■ **Work required**
Every line with the word "JSON" in it should be extracted from the data that follows.

Dataset listings of figures
= = = = = = =
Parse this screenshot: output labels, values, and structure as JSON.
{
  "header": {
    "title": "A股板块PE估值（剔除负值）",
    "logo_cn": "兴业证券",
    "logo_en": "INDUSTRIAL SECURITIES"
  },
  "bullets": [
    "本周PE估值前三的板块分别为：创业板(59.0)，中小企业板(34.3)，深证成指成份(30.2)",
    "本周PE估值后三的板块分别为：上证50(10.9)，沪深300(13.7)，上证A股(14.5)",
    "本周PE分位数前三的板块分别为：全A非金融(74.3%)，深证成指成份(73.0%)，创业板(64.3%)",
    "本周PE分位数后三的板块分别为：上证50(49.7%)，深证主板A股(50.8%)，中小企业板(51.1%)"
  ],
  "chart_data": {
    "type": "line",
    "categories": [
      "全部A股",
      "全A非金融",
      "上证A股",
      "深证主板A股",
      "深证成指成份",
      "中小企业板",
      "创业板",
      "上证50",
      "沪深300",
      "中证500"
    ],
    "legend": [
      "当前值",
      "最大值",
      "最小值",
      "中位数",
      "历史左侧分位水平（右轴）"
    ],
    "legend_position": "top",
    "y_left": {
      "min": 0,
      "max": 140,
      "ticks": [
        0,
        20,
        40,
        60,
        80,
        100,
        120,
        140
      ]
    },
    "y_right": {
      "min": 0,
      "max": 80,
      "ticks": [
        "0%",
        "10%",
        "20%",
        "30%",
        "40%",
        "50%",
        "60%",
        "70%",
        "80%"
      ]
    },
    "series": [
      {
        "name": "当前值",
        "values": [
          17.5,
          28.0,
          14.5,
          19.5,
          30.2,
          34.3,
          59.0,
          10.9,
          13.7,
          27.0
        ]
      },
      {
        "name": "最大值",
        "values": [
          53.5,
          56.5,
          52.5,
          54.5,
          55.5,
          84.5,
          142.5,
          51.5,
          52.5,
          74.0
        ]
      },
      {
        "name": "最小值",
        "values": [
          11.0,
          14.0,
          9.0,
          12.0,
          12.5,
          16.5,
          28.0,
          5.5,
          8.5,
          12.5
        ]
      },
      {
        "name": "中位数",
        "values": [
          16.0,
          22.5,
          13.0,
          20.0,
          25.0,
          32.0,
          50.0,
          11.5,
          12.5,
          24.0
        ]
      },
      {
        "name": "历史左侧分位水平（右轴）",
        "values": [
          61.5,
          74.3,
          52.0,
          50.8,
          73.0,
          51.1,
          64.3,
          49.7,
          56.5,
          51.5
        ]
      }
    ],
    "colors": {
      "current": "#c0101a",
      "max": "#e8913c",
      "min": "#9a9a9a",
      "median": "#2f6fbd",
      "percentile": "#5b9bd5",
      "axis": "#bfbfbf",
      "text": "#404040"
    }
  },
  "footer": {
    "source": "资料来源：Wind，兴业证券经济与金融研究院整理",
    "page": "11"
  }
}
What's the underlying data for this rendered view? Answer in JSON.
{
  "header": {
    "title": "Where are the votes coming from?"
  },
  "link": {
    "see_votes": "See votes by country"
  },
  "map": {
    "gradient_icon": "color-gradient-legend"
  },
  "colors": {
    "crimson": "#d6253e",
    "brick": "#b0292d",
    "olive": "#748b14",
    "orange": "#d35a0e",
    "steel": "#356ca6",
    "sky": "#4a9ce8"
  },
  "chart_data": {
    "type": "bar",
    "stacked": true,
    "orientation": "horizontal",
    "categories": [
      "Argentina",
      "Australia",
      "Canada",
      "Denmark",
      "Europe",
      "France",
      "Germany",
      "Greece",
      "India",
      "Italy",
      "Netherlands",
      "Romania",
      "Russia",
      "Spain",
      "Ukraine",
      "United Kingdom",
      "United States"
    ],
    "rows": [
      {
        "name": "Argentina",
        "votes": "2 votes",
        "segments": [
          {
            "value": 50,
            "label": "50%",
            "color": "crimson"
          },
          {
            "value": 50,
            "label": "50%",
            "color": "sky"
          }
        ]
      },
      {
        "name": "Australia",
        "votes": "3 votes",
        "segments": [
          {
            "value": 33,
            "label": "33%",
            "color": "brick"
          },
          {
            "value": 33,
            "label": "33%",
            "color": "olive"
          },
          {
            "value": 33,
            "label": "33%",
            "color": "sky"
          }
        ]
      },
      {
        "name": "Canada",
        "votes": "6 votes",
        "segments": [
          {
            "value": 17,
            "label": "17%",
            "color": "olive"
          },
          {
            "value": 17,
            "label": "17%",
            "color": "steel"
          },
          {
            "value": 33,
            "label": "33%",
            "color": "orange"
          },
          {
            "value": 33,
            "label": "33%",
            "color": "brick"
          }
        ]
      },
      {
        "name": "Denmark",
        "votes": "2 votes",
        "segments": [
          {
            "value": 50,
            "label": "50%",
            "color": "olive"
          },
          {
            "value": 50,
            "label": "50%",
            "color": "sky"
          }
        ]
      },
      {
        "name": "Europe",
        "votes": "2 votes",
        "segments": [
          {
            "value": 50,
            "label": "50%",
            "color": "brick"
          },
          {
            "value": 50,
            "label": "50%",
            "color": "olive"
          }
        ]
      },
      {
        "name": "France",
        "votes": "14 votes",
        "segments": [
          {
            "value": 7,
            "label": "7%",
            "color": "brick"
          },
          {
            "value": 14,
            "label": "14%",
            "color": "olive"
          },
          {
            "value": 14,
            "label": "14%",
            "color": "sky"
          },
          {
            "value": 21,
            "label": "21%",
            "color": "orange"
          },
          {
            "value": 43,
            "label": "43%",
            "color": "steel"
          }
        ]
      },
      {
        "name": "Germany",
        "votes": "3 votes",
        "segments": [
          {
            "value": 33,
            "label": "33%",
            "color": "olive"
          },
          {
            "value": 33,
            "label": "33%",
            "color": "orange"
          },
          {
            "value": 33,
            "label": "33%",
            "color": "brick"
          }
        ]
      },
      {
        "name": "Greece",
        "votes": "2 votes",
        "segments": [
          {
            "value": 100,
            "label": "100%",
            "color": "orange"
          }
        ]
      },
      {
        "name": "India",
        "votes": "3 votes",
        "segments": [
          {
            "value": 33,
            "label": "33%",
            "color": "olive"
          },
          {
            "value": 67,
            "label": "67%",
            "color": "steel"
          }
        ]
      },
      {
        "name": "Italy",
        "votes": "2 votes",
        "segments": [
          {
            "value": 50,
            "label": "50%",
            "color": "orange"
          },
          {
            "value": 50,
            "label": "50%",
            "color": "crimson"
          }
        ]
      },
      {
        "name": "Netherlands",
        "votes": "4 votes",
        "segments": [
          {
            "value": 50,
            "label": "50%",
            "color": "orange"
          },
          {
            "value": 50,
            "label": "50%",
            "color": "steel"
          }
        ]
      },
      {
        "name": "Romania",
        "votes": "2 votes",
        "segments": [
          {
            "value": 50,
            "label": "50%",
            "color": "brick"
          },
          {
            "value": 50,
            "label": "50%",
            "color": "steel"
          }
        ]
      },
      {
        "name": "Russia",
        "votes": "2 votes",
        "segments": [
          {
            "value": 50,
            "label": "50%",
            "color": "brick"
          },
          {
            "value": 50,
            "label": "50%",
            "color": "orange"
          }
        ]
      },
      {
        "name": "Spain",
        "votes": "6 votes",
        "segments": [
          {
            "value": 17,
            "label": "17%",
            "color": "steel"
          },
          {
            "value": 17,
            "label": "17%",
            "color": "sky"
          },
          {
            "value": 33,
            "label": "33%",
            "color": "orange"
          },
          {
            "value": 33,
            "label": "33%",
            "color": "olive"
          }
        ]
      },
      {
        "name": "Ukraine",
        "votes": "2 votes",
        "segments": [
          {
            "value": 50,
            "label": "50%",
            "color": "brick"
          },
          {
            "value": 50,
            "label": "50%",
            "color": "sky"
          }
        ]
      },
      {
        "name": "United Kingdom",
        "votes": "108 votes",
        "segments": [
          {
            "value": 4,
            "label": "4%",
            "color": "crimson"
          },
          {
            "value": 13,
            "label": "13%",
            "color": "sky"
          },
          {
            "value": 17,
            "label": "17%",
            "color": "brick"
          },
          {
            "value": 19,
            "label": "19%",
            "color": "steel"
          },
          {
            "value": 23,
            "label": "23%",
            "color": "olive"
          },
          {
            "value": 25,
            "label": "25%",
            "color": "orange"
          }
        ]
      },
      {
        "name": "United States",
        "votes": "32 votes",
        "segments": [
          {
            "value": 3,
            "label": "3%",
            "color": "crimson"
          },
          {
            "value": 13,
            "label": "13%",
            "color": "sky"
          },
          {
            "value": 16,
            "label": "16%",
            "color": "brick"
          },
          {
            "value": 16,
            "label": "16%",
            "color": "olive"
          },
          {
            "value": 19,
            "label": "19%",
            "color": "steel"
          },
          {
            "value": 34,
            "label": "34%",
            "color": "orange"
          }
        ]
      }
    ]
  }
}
= = = = = = =
■ **Response**
Parse this screenshot: output labels, values, and structure as JSON.
What's the underlying data for this rendered view? Answer in JSON.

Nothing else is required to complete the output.